++++ Data for processing

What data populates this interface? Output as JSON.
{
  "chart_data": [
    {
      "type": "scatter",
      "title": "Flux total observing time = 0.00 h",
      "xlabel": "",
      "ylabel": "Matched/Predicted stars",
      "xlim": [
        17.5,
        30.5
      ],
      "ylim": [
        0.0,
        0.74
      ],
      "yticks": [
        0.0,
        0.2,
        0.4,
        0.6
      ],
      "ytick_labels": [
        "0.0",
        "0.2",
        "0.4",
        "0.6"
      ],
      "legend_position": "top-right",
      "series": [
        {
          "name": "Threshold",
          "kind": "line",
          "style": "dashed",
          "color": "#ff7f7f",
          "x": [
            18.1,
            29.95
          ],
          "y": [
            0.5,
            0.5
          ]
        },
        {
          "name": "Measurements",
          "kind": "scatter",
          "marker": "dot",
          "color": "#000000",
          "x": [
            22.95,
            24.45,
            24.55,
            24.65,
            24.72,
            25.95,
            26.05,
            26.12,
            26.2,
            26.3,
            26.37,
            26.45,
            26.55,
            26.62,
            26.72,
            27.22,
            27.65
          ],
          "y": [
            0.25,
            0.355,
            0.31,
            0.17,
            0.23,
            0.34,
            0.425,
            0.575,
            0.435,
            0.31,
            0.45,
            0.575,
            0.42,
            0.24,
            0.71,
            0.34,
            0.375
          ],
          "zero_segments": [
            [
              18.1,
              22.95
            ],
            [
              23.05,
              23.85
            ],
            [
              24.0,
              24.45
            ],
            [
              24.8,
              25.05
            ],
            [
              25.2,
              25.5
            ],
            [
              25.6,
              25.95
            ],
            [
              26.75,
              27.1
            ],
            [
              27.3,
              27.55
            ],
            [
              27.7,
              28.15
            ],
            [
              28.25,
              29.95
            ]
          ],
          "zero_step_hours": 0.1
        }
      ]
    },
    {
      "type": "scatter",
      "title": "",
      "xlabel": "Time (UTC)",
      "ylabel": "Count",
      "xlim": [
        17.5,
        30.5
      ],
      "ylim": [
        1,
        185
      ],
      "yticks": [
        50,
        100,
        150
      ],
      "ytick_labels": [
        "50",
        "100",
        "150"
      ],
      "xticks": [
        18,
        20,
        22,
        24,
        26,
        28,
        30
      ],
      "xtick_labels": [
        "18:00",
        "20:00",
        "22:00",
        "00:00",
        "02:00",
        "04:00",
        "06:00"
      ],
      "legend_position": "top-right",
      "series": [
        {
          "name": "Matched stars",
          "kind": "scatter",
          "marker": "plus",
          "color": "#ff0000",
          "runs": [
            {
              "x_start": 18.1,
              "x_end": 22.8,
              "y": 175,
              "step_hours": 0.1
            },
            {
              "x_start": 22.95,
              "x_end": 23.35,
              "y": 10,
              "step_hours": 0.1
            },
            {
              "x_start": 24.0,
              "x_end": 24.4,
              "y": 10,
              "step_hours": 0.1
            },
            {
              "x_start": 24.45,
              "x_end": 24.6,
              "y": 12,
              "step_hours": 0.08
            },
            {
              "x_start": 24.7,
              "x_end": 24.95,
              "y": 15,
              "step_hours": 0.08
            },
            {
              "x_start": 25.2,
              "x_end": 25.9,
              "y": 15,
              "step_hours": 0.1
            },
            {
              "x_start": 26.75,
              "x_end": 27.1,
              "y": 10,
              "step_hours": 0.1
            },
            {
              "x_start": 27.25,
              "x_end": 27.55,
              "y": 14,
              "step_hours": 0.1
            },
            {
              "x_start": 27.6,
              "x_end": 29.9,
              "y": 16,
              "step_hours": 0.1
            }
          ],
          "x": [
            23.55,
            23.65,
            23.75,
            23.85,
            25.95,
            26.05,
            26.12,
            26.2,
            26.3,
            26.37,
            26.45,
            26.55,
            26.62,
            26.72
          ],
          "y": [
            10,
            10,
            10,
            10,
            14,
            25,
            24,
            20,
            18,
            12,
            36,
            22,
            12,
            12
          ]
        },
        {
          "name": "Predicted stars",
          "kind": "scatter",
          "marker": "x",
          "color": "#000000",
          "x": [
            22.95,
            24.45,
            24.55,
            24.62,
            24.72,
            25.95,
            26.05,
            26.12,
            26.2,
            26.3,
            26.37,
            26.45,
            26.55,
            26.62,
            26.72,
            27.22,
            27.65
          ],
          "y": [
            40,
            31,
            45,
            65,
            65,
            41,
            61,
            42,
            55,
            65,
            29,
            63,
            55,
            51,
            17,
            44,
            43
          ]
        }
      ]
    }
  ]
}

++++++++

*Task instructions*.
Which lines contain the word "name"? Copy each of them.

*Worked solution*.
          "name": "Threshold",
          "name": "Measurements",
          "name": "Matched stars",
          "name": "Predicted stars",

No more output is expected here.